**THE TASK:**
For the entries that follow, state how many lines include the word "Glasgow", giving the number and nothing else.

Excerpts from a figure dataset
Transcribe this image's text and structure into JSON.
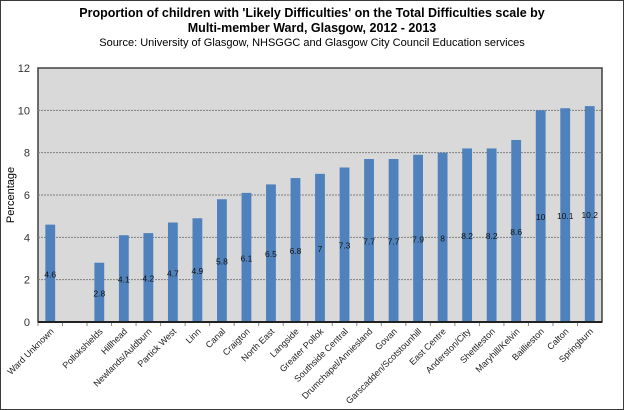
{
  "chart_data": {
    "type": "bar",
    "title": "Proportion of children with 'Likely Difficulties' on the Total Difficulties scale by",
    "title_line2": "Multi-member Ward, Glasgow, 2012 - 2013",
    "subtitle": "Source: University of Glasgow, NHSGGC and Glasgow City Council Education services",
    "xlabel": "",
    "ylabel": "Percentage",
    "ylim": [
      0,
      12
    ],
    "yticks": [
      0,
      2,
      4,
      6,
      8,
      10,
      12
    ],
    "grid": true,
    "legend": "none",
    "categories": [
      "Ward Unknown",
      "",
      "Pollokshields",
      "Hillhead",
      "Newlands/Auldburn",
      "Partick West",
      "Linn",
      "Canal",
      "Craigton",
      "North East",
      "Langside",
      "Greater Pollok",
      "Southside Central",
      "Drumchapel/Anniesland",
      "Govan",
      "Garscadden/Scotstounhill",
      "East Centre",
      "Anderston/City",
      "Shettleston",
      "Maryhill/Kelvin",
      "Baillieston",
      "Calton",
      "Springburn"
    ],
    "values": [
      4.6,
      null,
      2.8,
      4.1,
      4.2,
      4.7,
      4.9,
      5.8,
      6.1,
      6.5,
      6.8,
      7,
      7.3,
      7.7,
      7.7,
      7.9,
      8,
      8.2,
      8.2,
      8.6,
      10,
      10.1,
      10.2
    ],
    "data_labels": [
      "4.6",
      "",
      "2.8",
      "4.1",
      "4.2",
      "4.7",
      "4.9",
      "5.8",
      "6.1",
      "6.5",
      "6.8",
      "7",
      "7.3",
      "7.7",
      "7.7",
      "7.9",
      "8",
      "8.2",
      "8.2",
      "8.6",
      "10",
      "10.1",
      "10.2"
    ],
    "colors": {
      "bar": "#4f81bd",
      "plot_bg": "#d9d9d9",
      "grid": "#7f7f7f"
    }
  }
}
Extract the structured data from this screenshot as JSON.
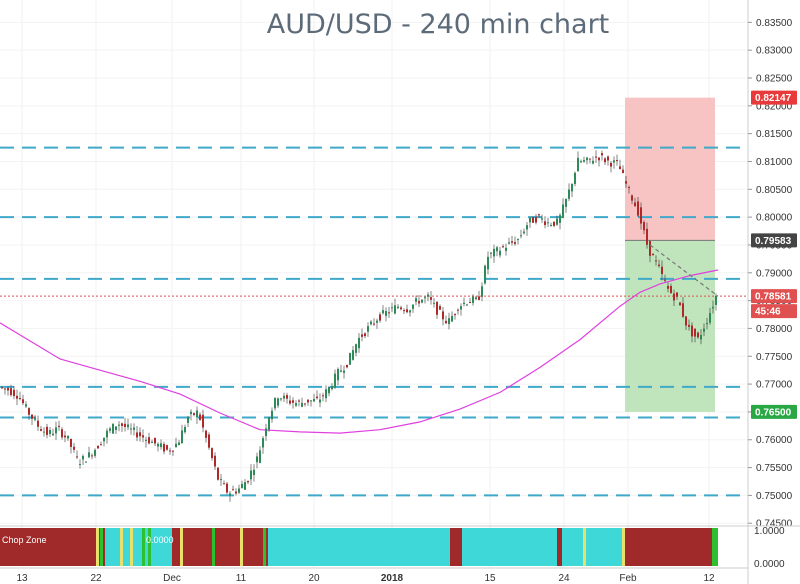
{
  "chart_data": {
    "type": "candlestick",
    "title": "AUD/USD - 240 min chart",
    "y_ticks": [
      "0.83500",
      "0.83000",
      "0.82500",
      "0.82000",
      "0.81500",
      "0.81000",
      "0.80500",
      "0.80000",
      "0.79500",
      "0.79000",
      "0.78500",
      "0.78000",
      "0.77500",
      "0.77000",
      "0.76500",
      "0.76000",
      "0.75500",
      "0.75000",
      "0.74500"
    ],
    "ylim": [
      0.7445,
      0.8365
    ],
    "x_ticks": [
      {
        "label": "13",
        "bold": false
      },
      {
        "label": "22",
        "bold": false
      },
      {
        "label": "Dec",
        "bold": false
      },
      {
        "label": "11",
        "bold": false
      },
      {
        "label": "20",
        "bold": false
      },
      {
        "label": "2018",
        "bold": true
      },
      {
        "label": "15",
        "bold": false
      },
      {
        "label": "24",
        "bold": false
      },
      {
        "label": "Feb",
        "bold": false
      },
      {
        "label": "12",
        "bold": false
      }
    ],
    "horizontal_levels": [
      0.8125,
      0.8,
      0.7889,
      0.7695,
      0.764,
      0.75
    ],
    "price_path": [
      [
        0,
        0.7695
      ],
      [
        10,
        0.769
      ],
      [
        20,
        0.768
      ],
      [
        30,
        0.765
      ],
      [
        40,
        0.7625
      ],
      [
        50,
        0.761
      ],
      [
        60,
        0.762
      ],
      [
        70,
        0.76
      ],
      [
        80,
        0.756
      ],
      [
        90,
        0.757
      ],
      [
        100,
        0.759
      ],
      [
        110,
        0.7615
      ],
      [
        120,
        0.763
      ],
      [
        130,
        0.762
      ],
      [
        140,
        0.761
      ],
      [
        150,
        0.76
      ],
      [
        160,
        0.759
      ],
      [
        170,
        0.758
      ],
      [
        180,
        0.7595
      ],
      [
        190,
        0.764
      ],
      [
        200,
        0.765
      ],
      [
        210,
        0.759
      ],
      [
        220,
        0.753
      ],
      [
        230,
        0.7505
      ],
      [
        240,
        0.751
      ],
      [
        250,
        0.753
      ],
      [
        260,
        0.757
      ],
      [
        270,
        0.764
      ],
      [
        280,
        0.768
      ],
      [
        290,
        0.767
      ],
      [
        300,
        0.7665
      ],
      [
        310,
        0.767
      ],
      [
        320,
        0.767
      ],
      [
        330,
        0.769
      ],
      [
        340,
        0.772
      ],
      [
        350,
        0.774
      ],
      [
        360,
        0.778
      ],
      [
        370,
        0.78
      ],
      [
        380,
        0.782
      ],
      [
        390,
        0.783
      ],
      [
        400,
        0.784
      ],
      [
        410,
        0.7835
      ],
      [
        420,
        0.785
      ],
      [
        430,
        0.7855
      ],
      [
        440,
        0.783
      ],
      [
        450,
        0.781
      ],
      [
        460,
        0.784
      ],
      [
        470,
        0.785
      ],
      [
        480,
        0.785
      ],
      [
        490,
        0.793
      ],
      [
        500,
        0.794
      ],
      [
        510,
        0.795
      ],
      [
        520,
        0.796
      ],
      [
        530,
        0.799
      ],
      [
        540,
        0.8
      ],
      [
        550,
        0.799
      ],
      [
        560,
        0.799
      ],
      [
        570,
        0.804
      ],
      [
        580,
        0.81
      ],
      [
        590,
        0.81
      ],
      [
        600,
        0.811
      ],
      [
        610,
        0.81
      ],
      [
        620,
        0.8095
      ],
      [
        630,
        0.805
      ],
      [
        640,
        0.801
      ],
      [
        650,
        0.7945
      ],
      [
        660,
        0.791
      ],
      [
        670,
        0.787
      ],
      [
        680,
        0.785
      ],
      [
        690,
        0.78
      ],
      [
        700,
        0.778
      ],
      [
        710,
        0.782
      ],
      [
        718,
        0.7858
      ]
    ],
    "moving_average": [
      [
        0,
        0.781
      ],
      [
        60,
        0.7745
      ],
      [
        100,
        0.7725
      ],
      [
        140,
        0.7705
      ],
      [
        180,
        0.7682
      ],
      [
        220,
        0.7648
      ],
      [
        260,
        0.7618
      ],
      [
        300,
        0.7614
      ],
      [
        340,
        0.7612
      ],
      [
        380,
        0.7618
      ],
      [
        420,
        0.7632
      ],
      [
        460,
        0.7655
      ],
      [
        500,
        0.7685
      ],
      [
        540,
        0.773
      ],
      [
        580,
        0.778
      ],
      [
        620,
        0.784
      ],
      [
        640,
        0.7865
      ],
      [
        660,
        0.788
      ],
      [
        690,
        0.7895
      ],
      [
        718,
        0.7905
      ]
    ],
    "trade_box": {
      "x_start": 625,
      "x_end": 715,
      "stop_loss": 0.82147,
      "entry": 0.79583,
      "take_profit": 0.765
    },
    "trend_line": [
      [
        650,
        0.795
      ],
      [
        718,
        0.7858
      ]
    ],
    "current_price": 0.78581,
    "current_price_label": "0.78581",
    "countdown_label": "45:46",
    "stop_label": "0.82147",
    "entry_label": "0.79583",
    "target_label": "0.76500",
    "indicator": {
      "label": "Chop Zone",
      "value_label": "0.0000",
      "ticks": [
        "1.0000",
        "0.0000"
      ]
    },
    "colors": {
      "up": "#2e8b57",
      "down": "#b02828",
      "ma": "#e040e0",
      "level": "#3fa9c9",
      "stop_zone": "#f6b8b8",
      "profit_zone": "#b5dfb0",
      "price_line": "#e05050"
    }
  }
}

**WRITTEN ANSWER:**
2